→ Instructions to follow
Collect every line in the records below that contains the word "leaders".
--- start of Provided information ---
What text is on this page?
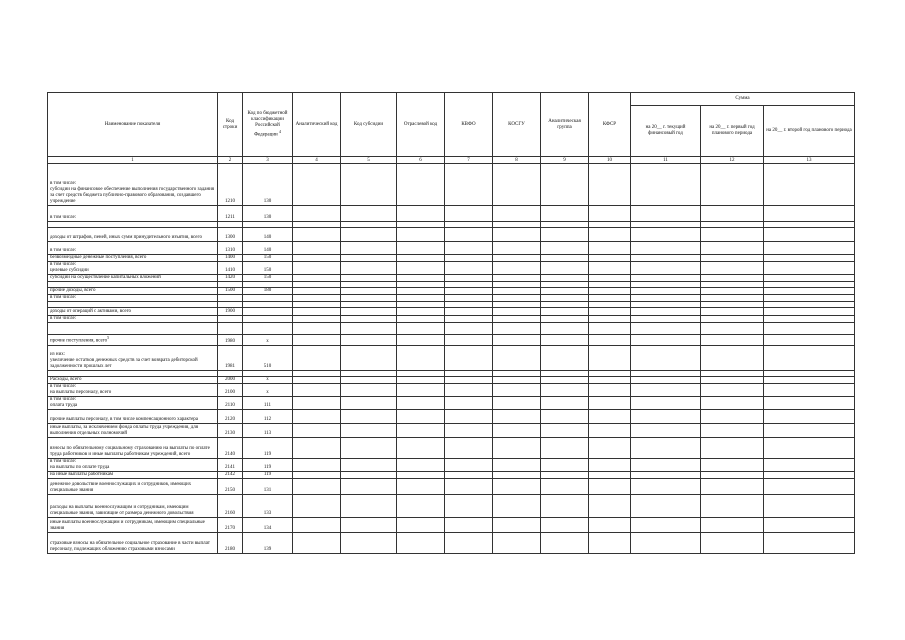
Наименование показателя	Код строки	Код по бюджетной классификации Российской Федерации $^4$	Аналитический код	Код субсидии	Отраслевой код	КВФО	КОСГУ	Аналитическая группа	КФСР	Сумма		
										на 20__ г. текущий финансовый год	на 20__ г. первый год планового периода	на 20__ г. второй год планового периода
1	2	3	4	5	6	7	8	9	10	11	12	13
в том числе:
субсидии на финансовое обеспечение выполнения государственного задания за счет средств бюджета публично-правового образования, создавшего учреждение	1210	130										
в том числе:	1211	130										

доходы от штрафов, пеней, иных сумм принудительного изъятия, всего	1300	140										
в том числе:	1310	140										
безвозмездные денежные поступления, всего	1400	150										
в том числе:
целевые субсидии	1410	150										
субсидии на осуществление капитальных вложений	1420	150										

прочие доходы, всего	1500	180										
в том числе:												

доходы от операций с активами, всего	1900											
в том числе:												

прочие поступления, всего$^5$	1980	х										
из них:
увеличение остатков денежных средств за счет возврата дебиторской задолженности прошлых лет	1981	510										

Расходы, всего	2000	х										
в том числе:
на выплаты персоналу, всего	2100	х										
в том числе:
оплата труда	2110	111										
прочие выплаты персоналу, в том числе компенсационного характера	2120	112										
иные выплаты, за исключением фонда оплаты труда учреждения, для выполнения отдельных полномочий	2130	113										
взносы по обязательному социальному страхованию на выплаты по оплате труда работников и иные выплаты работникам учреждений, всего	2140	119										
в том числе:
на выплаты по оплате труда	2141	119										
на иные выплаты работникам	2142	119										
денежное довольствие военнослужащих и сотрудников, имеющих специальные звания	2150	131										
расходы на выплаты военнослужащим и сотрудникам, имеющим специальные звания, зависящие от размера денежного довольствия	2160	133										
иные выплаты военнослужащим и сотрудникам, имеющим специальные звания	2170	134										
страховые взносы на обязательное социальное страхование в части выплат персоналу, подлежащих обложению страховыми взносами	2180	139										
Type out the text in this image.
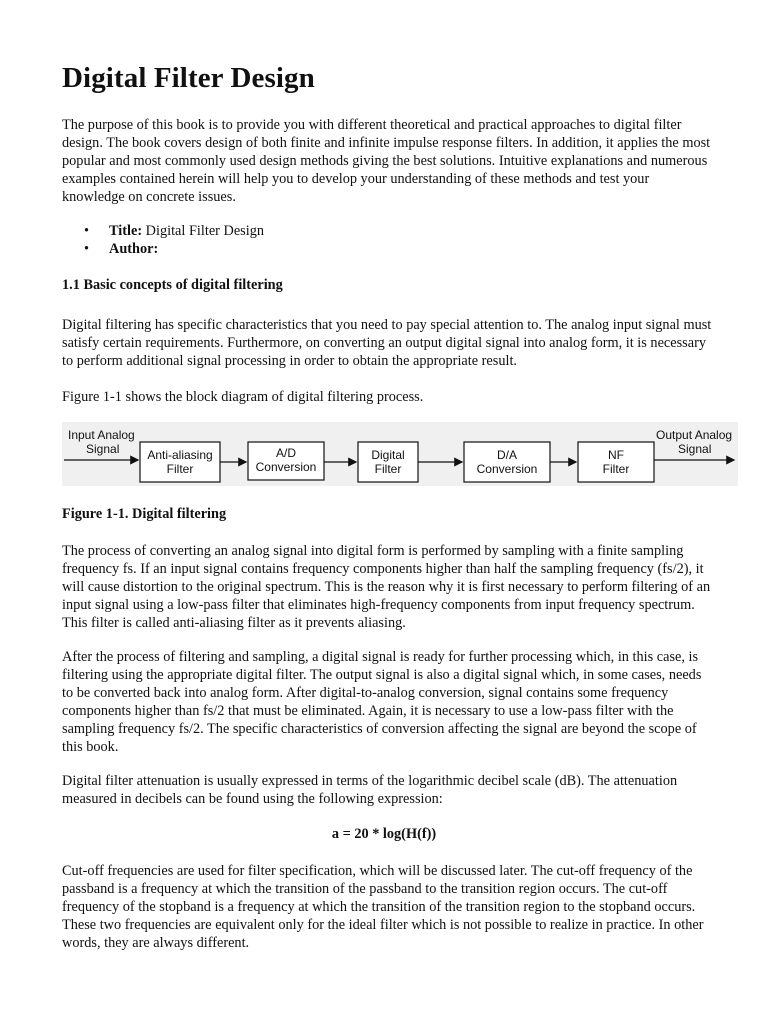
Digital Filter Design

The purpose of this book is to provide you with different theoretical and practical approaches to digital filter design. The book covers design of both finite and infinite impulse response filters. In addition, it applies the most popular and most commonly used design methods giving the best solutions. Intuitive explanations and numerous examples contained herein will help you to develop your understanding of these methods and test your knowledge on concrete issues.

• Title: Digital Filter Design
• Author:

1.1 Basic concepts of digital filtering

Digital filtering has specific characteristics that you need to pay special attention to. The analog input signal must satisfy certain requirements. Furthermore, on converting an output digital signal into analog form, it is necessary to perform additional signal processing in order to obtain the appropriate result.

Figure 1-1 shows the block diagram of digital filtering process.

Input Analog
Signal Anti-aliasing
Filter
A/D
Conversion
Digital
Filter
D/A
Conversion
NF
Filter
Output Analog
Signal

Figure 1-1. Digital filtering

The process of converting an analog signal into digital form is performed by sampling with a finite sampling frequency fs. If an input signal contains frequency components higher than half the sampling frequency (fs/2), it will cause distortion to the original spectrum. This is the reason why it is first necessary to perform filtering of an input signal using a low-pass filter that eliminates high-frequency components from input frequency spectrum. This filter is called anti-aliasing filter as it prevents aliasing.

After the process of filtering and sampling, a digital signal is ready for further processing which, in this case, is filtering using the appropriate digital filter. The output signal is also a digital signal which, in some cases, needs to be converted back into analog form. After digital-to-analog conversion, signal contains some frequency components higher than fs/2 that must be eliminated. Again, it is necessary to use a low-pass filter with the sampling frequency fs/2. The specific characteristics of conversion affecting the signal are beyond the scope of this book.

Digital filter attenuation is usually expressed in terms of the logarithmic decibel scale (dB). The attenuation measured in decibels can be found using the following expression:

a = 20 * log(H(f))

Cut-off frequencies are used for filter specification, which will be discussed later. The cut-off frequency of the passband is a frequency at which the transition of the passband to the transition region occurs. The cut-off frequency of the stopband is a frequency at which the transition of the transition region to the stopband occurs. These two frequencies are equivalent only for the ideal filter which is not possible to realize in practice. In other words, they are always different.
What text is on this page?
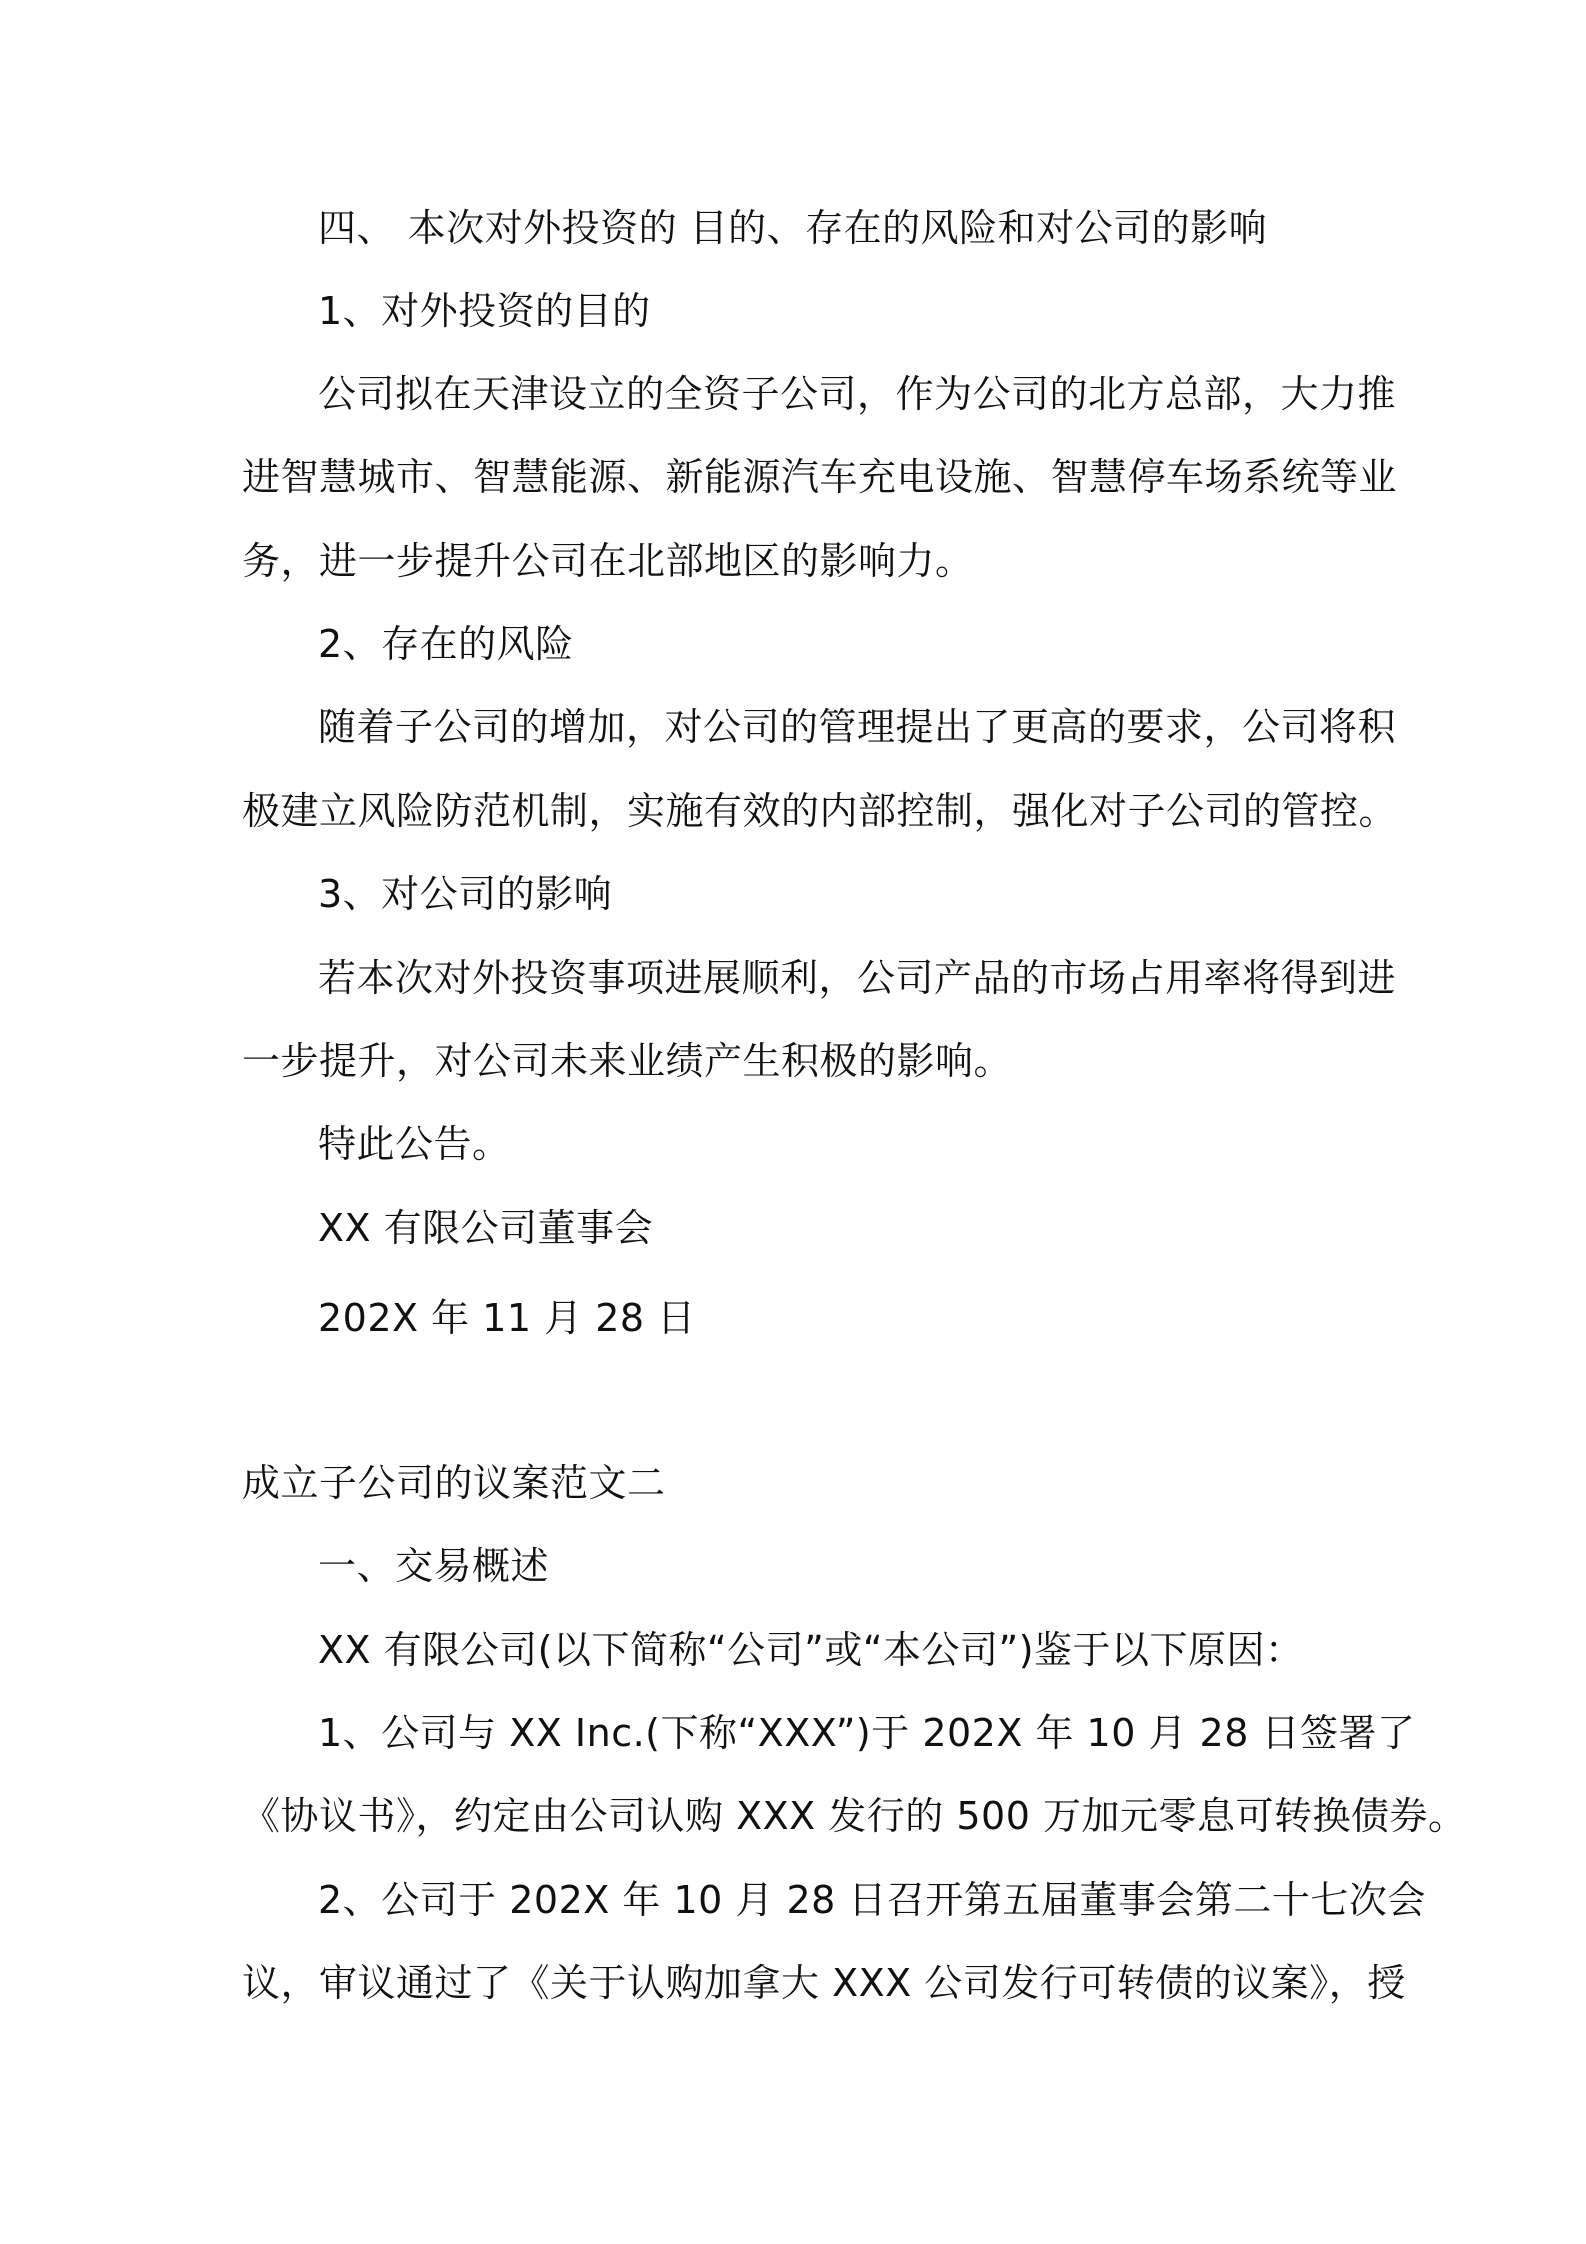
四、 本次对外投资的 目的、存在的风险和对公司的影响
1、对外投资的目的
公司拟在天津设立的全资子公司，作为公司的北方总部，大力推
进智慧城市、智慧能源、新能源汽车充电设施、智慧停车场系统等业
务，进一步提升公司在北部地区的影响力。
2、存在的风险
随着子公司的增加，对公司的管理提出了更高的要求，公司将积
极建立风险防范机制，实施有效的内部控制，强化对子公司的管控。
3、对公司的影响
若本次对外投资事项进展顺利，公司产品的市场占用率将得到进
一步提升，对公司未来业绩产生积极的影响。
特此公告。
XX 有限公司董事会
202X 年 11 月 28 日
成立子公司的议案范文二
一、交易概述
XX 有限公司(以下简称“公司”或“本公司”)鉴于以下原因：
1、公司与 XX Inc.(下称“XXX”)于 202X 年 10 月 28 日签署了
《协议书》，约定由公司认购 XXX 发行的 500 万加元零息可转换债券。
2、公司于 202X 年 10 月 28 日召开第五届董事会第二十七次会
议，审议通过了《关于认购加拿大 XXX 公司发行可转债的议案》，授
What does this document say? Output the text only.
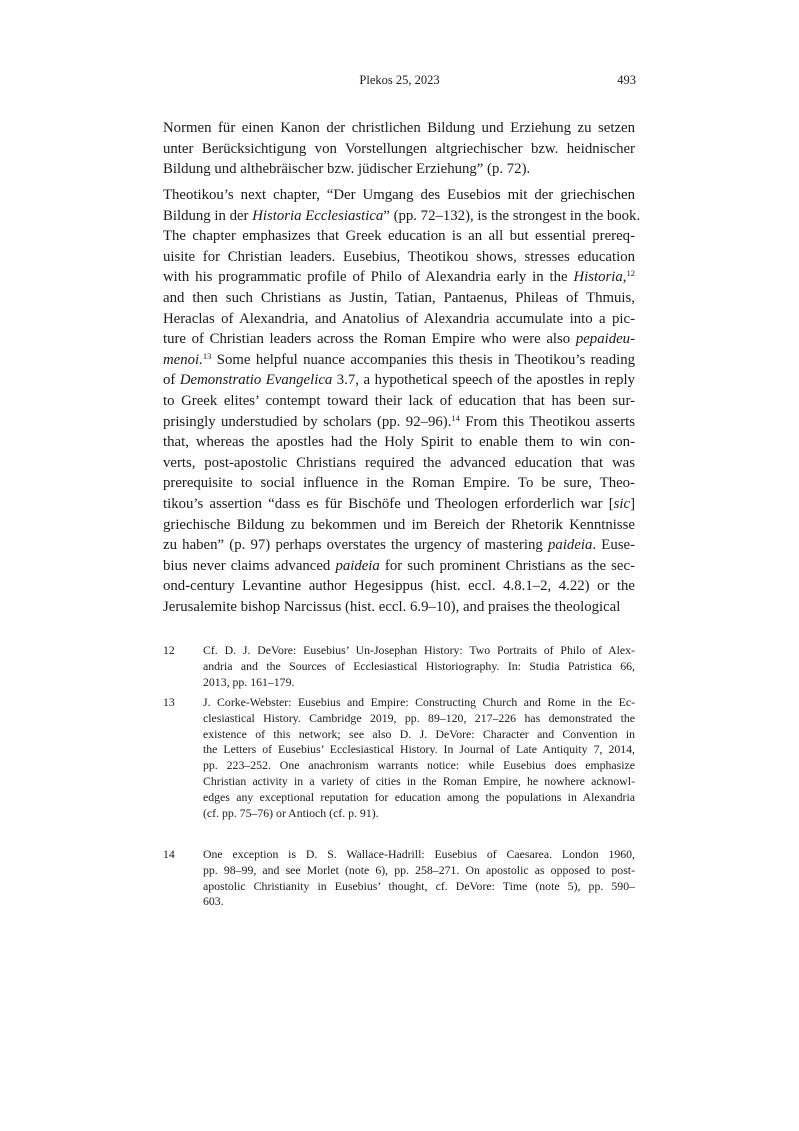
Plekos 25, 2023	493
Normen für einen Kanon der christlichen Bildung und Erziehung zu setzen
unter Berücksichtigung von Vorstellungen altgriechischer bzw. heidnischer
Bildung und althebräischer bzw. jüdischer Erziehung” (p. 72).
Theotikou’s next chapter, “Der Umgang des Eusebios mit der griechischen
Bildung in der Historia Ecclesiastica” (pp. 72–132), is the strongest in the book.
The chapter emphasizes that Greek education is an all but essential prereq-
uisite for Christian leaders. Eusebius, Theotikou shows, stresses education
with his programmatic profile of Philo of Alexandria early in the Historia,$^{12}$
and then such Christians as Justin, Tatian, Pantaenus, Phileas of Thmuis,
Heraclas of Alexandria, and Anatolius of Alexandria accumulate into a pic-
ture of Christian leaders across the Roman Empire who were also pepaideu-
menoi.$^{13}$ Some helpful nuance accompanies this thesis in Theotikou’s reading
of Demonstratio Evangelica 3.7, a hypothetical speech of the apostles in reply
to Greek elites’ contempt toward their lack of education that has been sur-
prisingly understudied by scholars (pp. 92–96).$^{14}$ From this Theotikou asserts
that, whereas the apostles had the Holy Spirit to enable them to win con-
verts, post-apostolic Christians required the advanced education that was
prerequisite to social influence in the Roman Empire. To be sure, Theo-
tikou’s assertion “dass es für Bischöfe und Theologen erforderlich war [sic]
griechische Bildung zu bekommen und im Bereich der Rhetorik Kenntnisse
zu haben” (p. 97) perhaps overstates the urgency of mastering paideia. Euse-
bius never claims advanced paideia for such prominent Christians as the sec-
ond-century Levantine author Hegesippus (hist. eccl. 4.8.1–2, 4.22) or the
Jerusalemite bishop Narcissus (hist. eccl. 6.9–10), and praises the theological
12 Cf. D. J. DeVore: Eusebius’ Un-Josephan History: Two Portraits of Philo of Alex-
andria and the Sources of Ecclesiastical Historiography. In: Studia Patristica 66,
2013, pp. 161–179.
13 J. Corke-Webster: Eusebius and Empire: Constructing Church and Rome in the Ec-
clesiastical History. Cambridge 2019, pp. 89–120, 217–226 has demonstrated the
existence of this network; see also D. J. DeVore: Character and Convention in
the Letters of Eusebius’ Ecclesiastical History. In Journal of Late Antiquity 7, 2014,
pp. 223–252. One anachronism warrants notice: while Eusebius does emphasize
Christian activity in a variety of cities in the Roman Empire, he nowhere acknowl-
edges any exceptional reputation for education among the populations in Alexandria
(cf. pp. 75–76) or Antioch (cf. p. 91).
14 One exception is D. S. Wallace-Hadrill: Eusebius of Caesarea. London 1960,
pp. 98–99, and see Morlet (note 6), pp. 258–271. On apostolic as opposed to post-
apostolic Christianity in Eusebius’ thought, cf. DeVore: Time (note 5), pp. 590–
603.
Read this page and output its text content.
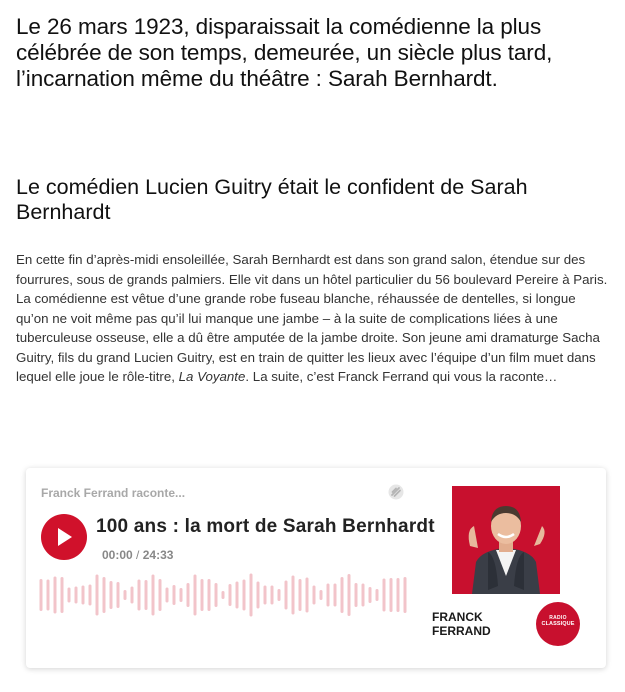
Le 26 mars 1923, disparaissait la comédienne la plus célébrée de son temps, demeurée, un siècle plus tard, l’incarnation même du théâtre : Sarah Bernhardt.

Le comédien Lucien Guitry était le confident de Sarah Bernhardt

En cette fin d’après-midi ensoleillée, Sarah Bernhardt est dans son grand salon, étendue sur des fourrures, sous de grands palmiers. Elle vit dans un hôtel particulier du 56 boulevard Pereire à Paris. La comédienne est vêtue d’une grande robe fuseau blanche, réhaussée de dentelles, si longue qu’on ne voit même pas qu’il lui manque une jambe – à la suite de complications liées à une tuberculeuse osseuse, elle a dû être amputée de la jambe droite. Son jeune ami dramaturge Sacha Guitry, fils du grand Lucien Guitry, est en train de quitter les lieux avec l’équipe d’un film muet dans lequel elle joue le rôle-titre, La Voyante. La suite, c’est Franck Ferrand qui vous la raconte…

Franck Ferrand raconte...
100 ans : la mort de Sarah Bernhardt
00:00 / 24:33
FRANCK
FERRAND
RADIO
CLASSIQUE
--- end of Provided information ---
→ Task response
uisite for Christian leaders. Eusebius, Theotikou shows, stresses education
ture of Christian leaders across the Roman Empire who were also pepaideu-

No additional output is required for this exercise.